DIRECTIONS FOR THIS TASK: Omit every picture and output the rest of the records exactly as they are.

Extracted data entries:
______________________________

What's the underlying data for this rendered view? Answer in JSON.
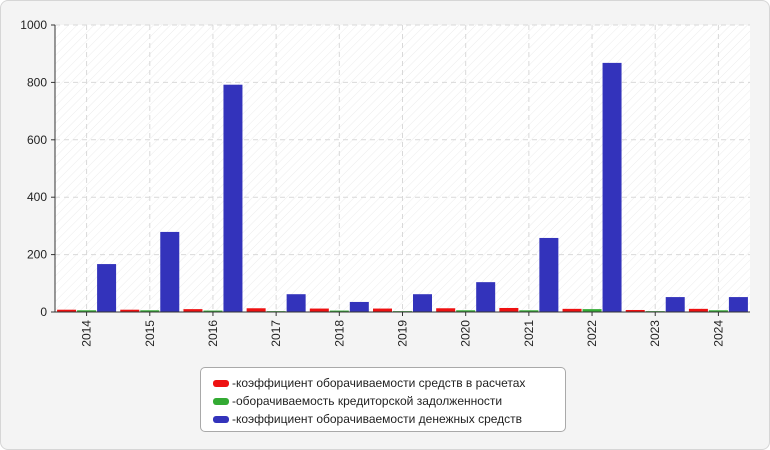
{
  "chart_data": {
    "type": "bar",
    "categories": [
      "2014",
      "2015",
      "2016",
      "2017",
      "2018",
      "2019",
      "2020",
      "2021",
      "2022",
      "2023",
      "2024"
    ],
    "series": [
      {
        "name": "коэффициент оборачиваемости средств в расчетах",
        "color": "#ee1111",
        "values": [
          8,
          8,
          10,
          13,
          12,
          12,
          13,
          14,
          11,
          7,
          11
        ]
      },
      {
        "name": "оборачиваемость кредиторской задолженности",
        "color": "#33aa33",
        "values": [
          6,
          6,
          5,
          3,
          5,
          3,
          6,
          6,
          10,
          3,
          6
        ]
      },
      {
        "name": "коэффициент оборачиваемости денежных средств",
        "color": "#3333bb",
        "values": [
          167,
          279,
          792,
          62,
          35,
          62,
          104,
          258,
          868,
          52,
          52
        ]
      }
    ],
    "y_ticks": [
      "0",
      "200",
      "400",
      "600",
      "800",
      "1000"
    ],
    "ylim": [
      0,
      1000
    ],
    "grid": true,
    "legend_position": "bottom-center"
  }
}
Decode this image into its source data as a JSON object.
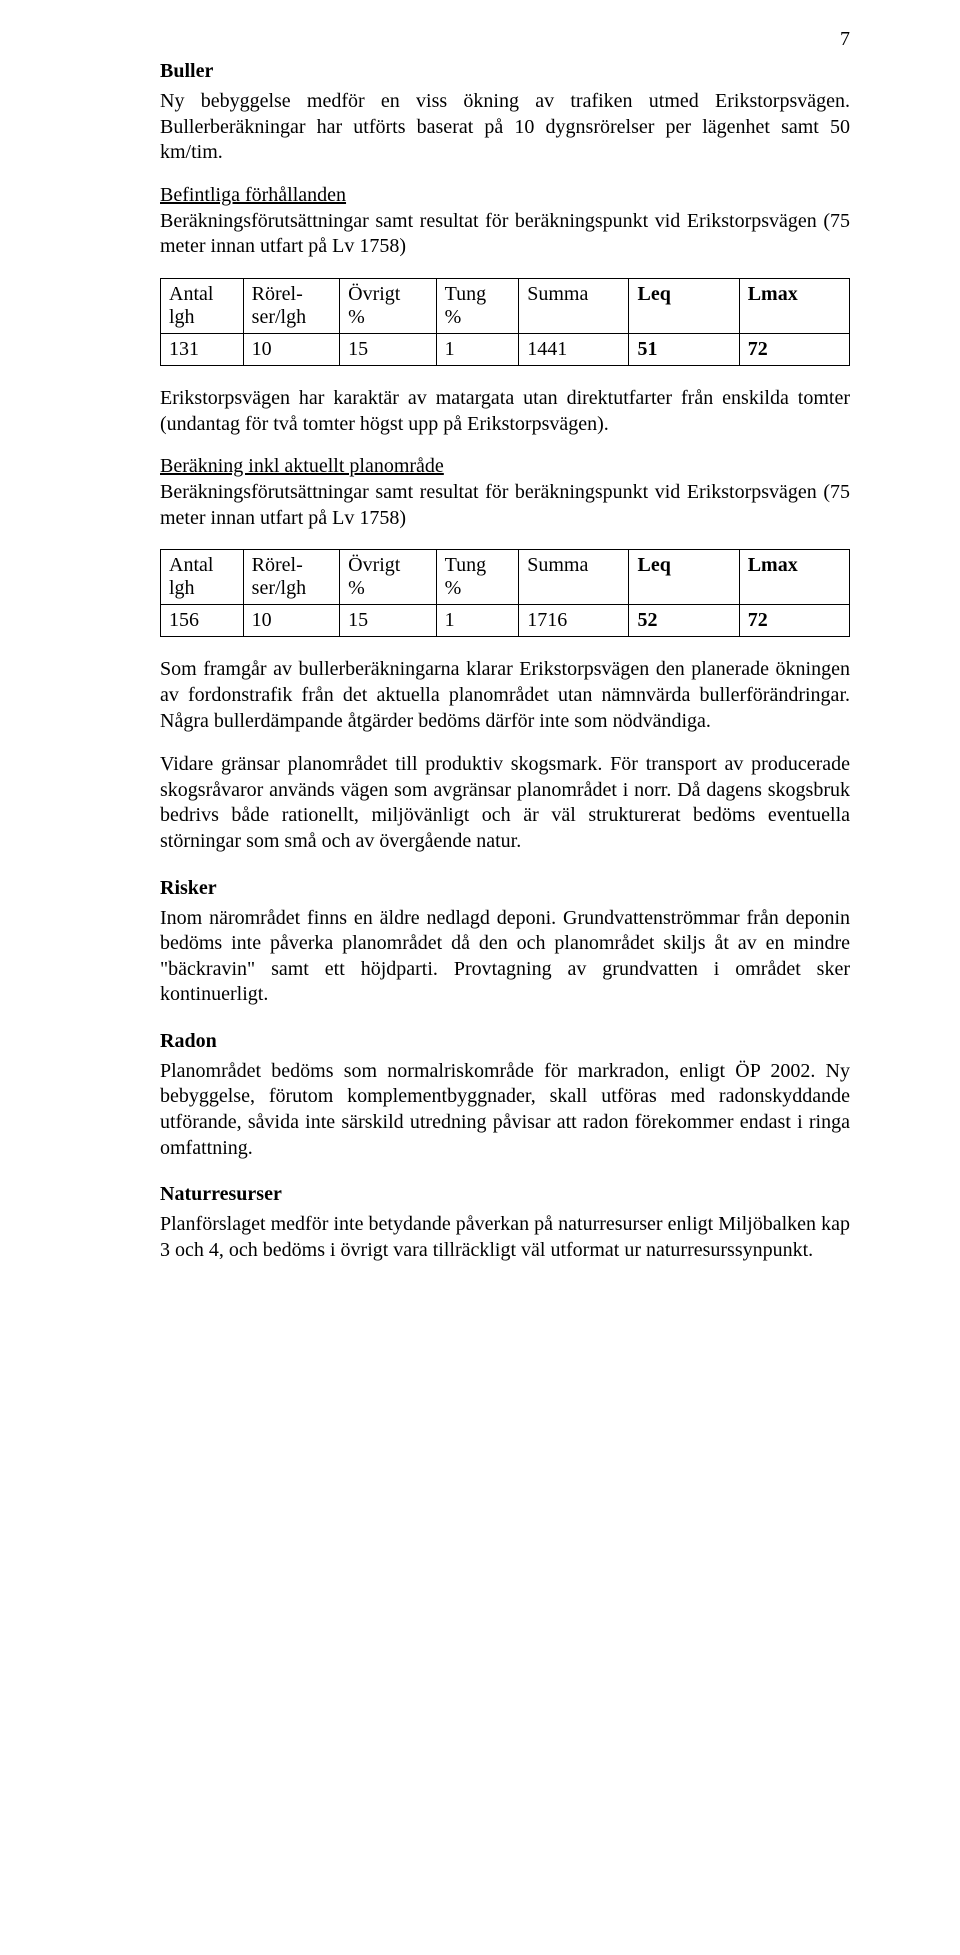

______________________________

WORKED ANSWER:
What's the underlying data for this rendered view? Answer in JSON.
{
  "chart_data": {
    "type": "bar",
    "categories": [
      "2014",
      "2015",
      "2016",
      "2017",
      "2018",
      "2019",
      "2020",
      "2021",
      "2022",
      "2023",
      "2024"
    ],
    "series": [
      {
        "name": "коэффициент оборачиваемости средств в расчетах",
        "color": "#ee1111",
        "values": [
          8,
          8,
          10,
          13,
          12,
          12,
          13,
          14,
          11,
          7,
          11
        ]
      },
      {
        "name": "оборачиваемость кредиторской задолженности",
        "color": "#33aa33",
        "values": [
          6,
          6,
          5,
          3,
          5,
          3,
          6,
          6,
          10,
          3,
          6
        ]
      },
      {
        "name": "коэффициент оборачиваемости денежных средств",
        "color": "#3333bb",
        "values": [
          167,
          279,
          792,
          62,
          35,
          62,
          104,
          258,
          868,
          52,
          52
        ]
      }
    ],
    "y_ticks": [
      "0",
      "200",
      "400",
      "600",
      "800",
      "1000"
    ],
    "ylim": [
      0,
      1000
    ],
    "grid": true,
    "legend_position": "bottom-center"
  }
}
Decode this image into its source data as a JSON object.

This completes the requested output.